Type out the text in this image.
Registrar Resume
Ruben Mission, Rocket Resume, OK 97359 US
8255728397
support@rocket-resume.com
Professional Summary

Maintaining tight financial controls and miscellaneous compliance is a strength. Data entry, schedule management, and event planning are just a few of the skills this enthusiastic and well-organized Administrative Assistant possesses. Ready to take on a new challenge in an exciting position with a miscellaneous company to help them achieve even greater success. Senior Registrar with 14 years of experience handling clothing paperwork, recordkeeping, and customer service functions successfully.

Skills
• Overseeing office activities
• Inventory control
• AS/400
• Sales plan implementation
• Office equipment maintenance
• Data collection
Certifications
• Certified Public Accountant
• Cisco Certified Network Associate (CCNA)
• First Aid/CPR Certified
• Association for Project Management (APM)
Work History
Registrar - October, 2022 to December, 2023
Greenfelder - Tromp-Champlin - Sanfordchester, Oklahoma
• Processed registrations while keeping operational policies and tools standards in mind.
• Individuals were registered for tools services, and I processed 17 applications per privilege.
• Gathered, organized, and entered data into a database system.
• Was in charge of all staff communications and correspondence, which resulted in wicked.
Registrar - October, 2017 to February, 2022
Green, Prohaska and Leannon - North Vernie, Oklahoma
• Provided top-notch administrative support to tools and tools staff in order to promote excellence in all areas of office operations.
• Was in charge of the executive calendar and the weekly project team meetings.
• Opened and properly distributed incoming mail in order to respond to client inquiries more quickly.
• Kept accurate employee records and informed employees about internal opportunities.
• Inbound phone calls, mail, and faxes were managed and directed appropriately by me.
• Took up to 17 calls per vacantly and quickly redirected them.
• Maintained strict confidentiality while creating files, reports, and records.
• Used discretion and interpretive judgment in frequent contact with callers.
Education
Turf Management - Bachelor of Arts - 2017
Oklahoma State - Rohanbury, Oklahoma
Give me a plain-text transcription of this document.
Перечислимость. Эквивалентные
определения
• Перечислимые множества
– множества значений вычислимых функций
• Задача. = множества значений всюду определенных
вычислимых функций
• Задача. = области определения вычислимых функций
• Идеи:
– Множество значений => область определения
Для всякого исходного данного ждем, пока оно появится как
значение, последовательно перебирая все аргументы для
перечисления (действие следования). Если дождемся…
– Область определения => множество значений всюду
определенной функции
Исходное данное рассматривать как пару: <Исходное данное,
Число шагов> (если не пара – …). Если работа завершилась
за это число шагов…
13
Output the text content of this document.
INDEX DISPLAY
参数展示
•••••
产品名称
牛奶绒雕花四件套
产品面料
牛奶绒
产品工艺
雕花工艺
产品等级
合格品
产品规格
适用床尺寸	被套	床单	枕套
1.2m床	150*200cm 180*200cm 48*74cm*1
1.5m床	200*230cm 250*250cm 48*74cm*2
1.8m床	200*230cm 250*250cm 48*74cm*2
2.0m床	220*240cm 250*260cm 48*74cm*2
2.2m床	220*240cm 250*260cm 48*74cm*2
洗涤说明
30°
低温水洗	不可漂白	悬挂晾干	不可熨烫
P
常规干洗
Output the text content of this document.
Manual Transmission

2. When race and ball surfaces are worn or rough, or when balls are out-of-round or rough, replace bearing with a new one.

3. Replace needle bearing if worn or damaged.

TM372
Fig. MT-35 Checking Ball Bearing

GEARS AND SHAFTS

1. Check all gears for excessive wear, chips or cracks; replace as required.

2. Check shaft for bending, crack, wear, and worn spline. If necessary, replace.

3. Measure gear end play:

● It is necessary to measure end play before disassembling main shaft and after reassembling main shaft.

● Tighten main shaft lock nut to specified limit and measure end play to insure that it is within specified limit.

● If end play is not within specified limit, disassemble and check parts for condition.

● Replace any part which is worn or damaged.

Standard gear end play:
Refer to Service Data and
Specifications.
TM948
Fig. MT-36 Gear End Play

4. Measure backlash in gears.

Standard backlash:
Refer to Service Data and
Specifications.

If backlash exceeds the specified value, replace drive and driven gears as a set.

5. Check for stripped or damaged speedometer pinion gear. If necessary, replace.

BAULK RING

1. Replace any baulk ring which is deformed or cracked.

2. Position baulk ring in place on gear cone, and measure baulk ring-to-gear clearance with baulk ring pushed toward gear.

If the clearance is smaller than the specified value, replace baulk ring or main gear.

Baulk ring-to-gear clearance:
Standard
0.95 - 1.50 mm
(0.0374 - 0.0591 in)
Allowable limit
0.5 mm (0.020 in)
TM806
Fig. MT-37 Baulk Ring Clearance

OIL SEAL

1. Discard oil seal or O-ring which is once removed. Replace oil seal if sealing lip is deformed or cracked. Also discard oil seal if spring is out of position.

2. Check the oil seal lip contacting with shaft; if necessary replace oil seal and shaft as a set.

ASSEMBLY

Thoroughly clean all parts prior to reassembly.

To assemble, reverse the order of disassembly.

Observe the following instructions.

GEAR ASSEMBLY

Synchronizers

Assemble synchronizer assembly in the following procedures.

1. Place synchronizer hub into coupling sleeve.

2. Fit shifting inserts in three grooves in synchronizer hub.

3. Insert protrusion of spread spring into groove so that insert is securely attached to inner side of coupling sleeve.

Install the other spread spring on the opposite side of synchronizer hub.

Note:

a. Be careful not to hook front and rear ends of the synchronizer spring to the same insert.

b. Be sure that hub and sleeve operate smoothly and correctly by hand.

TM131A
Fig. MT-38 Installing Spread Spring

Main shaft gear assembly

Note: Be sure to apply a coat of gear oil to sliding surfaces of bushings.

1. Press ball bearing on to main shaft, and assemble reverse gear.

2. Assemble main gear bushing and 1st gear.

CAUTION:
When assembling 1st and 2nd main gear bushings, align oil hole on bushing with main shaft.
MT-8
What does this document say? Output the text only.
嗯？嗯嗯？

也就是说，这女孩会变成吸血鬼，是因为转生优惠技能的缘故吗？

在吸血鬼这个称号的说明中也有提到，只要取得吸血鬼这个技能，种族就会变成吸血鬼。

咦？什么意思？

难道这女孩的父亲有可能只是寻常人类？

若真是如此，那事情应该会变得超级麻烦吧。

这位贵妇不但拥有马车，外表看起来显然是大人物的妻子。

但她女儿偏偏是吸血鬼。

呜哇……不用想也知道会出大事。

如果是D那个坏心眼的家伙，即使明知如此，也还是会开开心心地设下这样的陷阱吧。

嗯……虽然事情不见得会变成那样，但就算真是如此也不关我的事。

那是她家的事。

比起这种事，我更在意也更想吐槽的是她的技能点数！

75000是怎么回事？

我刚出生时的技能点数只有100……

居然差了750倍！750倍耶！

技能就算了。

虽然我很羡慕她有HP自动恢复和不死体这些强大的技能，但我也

TASK REQUIREMENTS:
Review the preceding data and report every line that includes the string "calls".

THE OUTPUT:
• Inbound phone calls, mail, and faxes were managed and directed appropriately by me.
• Took up to 17 calls per vacantly and quickly redirected them.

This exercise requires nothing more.